EXERCISE MATERIAL>
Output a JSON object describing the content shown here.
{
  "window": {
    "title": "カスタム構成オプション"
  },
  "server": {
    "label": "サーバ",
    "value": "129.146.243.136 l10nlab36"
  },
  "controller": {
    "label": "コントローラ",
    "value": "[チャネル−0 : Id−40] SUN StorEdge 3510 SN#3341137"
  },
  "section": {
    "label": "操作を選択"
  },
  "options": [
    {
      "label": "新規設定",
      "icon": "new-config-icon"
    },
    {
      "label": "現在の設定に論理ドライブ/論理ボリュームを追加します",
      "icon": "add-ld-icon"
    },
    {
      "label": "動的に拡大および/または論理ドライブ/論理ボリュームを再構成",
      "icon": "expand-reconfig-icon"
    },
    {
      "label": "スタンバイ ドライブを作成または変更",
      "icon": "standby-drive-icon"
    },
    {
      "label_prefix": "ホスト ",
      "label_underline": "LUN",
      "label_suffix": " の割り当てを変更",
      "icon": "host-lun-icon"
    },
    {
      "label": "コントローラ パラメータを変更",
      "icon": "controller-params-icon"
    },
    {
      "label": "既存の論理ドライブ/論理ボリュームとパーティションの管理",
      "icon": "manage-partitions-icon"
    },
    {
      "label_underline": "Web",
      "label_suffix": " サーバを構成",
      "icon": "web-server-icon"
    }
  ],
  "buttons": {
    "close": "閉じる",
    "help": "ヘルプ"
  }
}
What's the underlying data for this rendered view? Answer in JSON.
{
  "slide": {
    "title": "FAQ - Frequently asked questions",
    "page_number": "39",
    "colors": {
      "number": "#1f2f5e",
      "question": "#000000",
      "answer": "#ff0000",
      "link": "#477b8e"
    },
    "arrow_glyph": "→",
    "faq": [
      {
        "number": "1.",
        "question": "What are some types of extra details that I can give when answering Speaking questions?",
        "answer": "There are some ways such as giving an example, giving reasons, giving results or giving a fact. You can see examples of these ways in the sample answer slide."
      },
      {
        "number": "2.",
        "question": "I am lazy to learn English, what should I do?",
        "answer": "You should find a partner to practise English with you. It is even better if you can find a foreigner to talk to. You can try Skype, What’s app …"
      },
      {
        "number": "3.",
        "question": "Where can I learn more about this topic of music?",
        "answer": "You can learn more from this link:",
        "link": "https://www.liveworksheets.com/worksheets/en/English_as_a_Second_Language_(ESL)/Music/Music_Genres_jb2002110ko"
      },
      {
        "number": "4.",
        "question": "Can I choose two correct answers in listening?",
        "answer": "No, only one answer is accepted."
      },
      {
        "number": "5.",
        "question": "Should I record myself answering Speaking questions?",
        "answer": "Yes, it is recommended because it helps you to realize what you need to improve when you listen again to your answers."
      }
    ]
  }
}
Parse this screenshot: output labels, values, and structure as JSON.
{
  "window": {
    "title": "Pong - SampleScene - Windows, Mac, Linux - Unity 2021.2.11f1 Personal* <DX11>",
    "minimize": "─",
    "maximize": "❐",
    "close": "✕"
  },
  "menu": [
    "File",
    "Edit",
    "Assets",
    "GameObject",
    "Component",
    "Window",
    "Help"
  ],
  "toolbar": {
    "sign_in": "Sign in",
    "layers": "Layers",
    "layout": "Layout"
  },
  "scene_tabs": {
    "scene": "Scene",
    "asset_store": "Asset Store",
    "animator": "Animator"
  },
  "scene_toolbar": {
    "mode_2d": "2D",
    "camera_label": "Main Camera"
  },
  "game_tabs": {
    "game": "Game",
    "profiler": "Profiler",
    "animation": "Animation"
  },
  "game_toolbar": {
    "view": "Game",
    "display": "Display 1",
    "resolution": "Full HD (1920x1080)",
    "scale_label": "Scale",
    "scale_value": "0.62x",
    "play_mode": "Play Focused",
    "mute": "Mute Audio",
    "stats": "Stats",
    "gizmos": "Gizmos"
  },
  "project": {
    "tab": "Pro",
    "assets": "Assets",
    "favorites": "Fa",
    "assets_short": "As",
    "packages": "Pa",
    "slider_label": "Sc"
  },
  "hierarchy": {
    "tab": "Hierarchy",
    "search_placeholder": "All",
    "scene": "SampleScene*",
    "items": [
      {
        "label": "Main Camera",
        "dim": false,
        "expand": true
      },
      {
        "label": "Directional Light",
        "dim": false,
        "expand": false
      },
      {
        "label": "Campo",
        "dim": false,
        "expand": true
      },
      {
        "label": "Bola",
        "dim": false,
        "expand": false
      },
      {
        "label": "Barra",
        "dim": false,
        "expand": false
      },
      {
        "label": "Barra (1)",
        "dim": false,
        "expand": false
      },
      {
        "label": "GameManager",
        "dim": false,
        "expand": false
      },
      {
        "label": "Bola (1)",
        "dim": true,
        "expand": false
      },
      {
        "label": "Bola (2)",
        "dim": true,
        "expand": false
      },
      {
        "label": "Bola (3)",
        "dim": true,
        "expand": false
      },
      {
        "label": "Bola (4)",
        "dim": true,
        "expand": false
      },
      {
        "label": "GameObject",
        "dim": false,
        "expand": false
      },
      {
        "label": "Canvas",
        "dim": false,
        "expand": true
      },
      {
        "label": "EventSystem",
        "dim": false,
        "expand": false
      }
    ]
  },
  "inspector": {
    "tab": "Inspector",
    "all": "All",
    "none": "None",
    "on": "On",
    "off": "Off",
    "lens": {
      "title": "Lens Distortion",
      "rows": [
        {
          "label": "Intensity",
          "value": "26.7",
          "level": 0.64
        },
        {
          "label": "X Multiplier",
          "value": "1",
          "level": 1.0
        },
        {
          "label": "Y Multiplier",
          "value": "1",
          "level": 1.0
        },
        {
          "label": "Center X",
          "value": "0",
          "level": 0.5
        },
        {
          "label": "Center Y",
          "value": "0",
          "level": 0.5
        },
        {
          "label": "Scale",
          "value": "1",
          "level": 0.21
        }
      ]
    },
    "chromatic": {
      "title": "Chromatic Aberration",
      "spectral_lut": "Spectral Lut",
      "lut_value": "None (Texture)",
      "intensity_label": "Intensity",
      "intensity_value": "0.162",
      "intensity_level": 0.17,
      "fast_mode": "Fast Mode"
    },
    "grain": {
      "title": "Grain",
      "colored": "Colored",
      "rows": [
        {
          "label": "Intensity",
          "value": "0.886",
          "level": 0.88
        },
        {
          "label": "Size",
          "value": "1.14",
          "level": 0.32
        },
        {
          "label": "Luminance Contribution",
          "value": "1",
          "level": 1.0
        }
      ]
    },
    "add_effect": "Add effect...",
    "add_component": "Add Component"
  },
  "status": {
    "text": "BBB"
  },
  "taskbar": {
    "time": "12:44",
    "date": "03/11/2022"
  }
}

GOAL> Retype the records in full. Keep every line identical to the original.

RESULT OF THIS EXERCISE>
Output a JSON object describing the content shown here.
{
  "window": {
    "title": "カスタム構成オプション"
  },
  "server": {
    "label": "サーバ",
    "value": "129.146.243.136 l10nlab36"
  },
  "controller": {
    "label": "コントローラ",
    "value": "[チャネル−0 : Id−40] SUN StorEdge 3510 SN#3341137"
  },
  "section": {
    "label": "操作を選択"
  },
  "options": [
    {
      "label": "新規設定",
      "icon": "new-config-icon"
    },
    {
      "label": "現在の設定に論理ドライブ/論理ボリュームを追加します",
      "icon": "add-ld-icon"
    },
    {
      "label": "動的に拡大および/または論理ドライブ/論理ボリュームを再構成",
      "icon": "expand-reconfig-icon"
    },
    {
      "label": "スタンバイ ドライブを作成または変更",
      "icon": "standby-drive-icon"
    },
    {
      "label_prefix": "ホスト ",
      "label_underline": "LUN",
      "label_suffix": " の割り当てを変更",
      "icon": "host-lun-icon"
    },
    {
      "label": "コントローラ パラメータを変更",
      "icon": "controller-params-icon"
    },
    {
      "label": "既存の論理ドライブ/論理ボリュームとパーティションの管理",
      "icon": "manage-partitions-icon"
    },
    {
      "label_underline": "Web",
      "label_suffix": " サーバを構成",
      "icon": "web-server-icon"
    }
  ],
  "buttons": {
    "close": "閉じる",
    "help": "ヘルプ"
  }
}
What's the underlying data for this rendered view? Answer in JSON.
{
  "slide": {
    "title": "FAQ - Frequently asked questions",
    "page_number": "39",
    "colors": {
      "number": "#1f2f5e",
      "question": "#000000",
      "answer": "#ff0000",
      "link": "#477b8e"
    },
    "arrow_glyph": "→",
    "faq": [
      {
        "number": "1.",
        "question": "What are some types of extra details that I can give when answering Speaking questions?",
        "answer": "There are some ways such as giving an example, giving reasons, giving results or giving a fact. You can see examples of these ways in the sample answer slide."
      },
      {
        "number": "2.",
        "question": "I am lazy to learn English, what should I do?",
        "answer": "You should find a partner to practise English with you. It is even better if you can find a foreigner to talk to. You can try Skype, What’s app …"
      },
      {
        "number": "3.",
        "question": "Where can I learn more about this topic of music?",
        "answer": "You can learn more from this link:",
        "link": "https://www.liveworksheets.com/worksheets/en/English_as_a_Second_Language_(ESL)/Music/Music_Genres_jb2002110ko"
      },
      {
        "number": "4.",
        "question": "Can I choose two correct answers in listening?",
        "answer": "No, only one answer is accepted."
      },
      {
        "number": "5.",
        "question": "Should I record myself answering Speaking questions?",
        "answer": "Yes, it is recommended because it helps you to realize what you need to improve when you listen again to your answers."
      }
    ]
  }
}
Parse this screenshot: output labels, values, and structure as JSON.
{
  "window": {
    "title": "Pong - SampleScene - Windows, Mac, Linux - Unity 2021.2.11f1 Personal* <DX11>",
    "minimize": "─",
    "maximize": "❐",
    "close": "✕"
  },
  "menu": [
    "File",
    "Edit",
    "Assets",
    "GameObject",
    "Component",
    "Window",
    "Help"
  ],
  "toolbar": {
    "sign_in": "Sign in",
    "layers": "Layers",
    "layout": "Layout"
  },
  "scene_tabs": {
    "scene": "Scene",
    "asset_store": "Asset Store",
    "animator": "Animator"
  },
  "scene_toolbar": {
    "mode_2d": "2D",
    "camera_label": "Main Camera"
  },
  "game_tabs": {
    "game": "Game",
    "profiler": "Profiler",
    "animation": "Animation"
  },
  "game_toolbar": {
    "view": "Game",
    "display": "Display 1",
    "resolution": "Full HD (1920x1080)",
    "scale_label": "Scale",
    "scale_value": "0.62x",
    "play_mode": "Play Focused",
    "mute": "Mute Audio",
    "stats": "Stats",
    "gizmos": "Gizmos"
  },
  "project": {
    "tab": "Pro",
    "assets": "Assets",
    "favorites": "Fa",
    "assets_short": "As",
    "packages": "Pa",
    "slider_label": "Sc"
  },
  "hierarchy": {
    "tab": "Hierarchy",
    "search_placeholder": "All",
    "scene": "SampleScene*",
    "items": [
      {
        "label": "Main Camera",
        "dim": false,
        "expand": true
      },
      {
        "label": "Directional Light",
        "dim": false,
        "expand": false
      },
      {
        "label": "Campo",
        "dim": false,
        "expand": true
      },
      {
        "label": "Bola",
        "dim": false,
        "expand": false
      },
      {
        "label": "Barra",
        "dim": false,
        "expand": false
      },
      {
        "label": "Barra (1)",
        "dim": false,
        "expand": false
      },
      {
        "label": "GameManager",
        "dim": false,
        "expand": false
      },
      {
        "label": "Bola (1)",
        "dim": true,
        "expand": false
      },
      {
        "label": "Bola (2)",
        "dim": true,
        "expand": false
      },
      {
        "label": "Bola (3)",
        "dim": true,
        "expand": false
      },
      {
        "label": "Bola (4)",
        "dim": true,
        "expand": false
      },
      {
        "label": "GameObject",
        "dim": false,
        "expand": false
      },
      {
        "label": "Canvas",
        "dim": false,
        "expand": true
      },
      {
        "label": "EventSystem",
        "dim": false,
        "expand": false
      }
    ]
  },
  "inspector": {
    "tab": "Inspector",
    "all": "All",
    "none": "None",
    "on": "On",
    "off": "Off",
    "lens": {
      "title": "Lens Distortion",
      "rows": [
        {
          "label": "Intensity",
          "value": "26.7",
          "level": 0.64
        },
        {
          "label": "X Multiplier",
          "value": "1",
          "level": 1.0
        },
        {
          "label": "Y Multiplier",
          "value": "1",
          "level": 1.0
        },
        {
          "label": "Center X",
          "value": "0",
          "level": 0.5
        },
        {
          "label": "Center Y",
          "value": "0",
          "level": 0.5
        },
        {
          "label": "Scale",
          "value": "1",
          "level": 0.21
        }
      ]
    },
    "chromatic": {
      "title": "Chromatic Aberration",
      "spectral_lut": "Spectral Lut",
      "lut_value": "None (Texture)",
      "intensity_label": "Intensity",
      "intensity_value": "0.162",
      "intensity_level": 0.17,
      "fast_mode": "Fast Mode"
    },
    "grain": {
      "title": "Grain",
      "colored": "Colored",
      "rows": [
        {
          "label": "Intensity",
          "value": "0.886",
          "level": 0.88
        },
        {
          "label": "Size",
          "value": "1.14",
          "level": 0.32
        },
        {
          "label": "Luminance Contribution",
          "value": "1",
          "level": 1.0
        }
      ]
    },
    "add_effect": "Add effect...",
    "add_component": "Add Component"
  },
  "status": {
    "text": "BBB"
  },
  "taskbar": {
    "time": "12:44",
    "date": "03/11/2022"
  }
}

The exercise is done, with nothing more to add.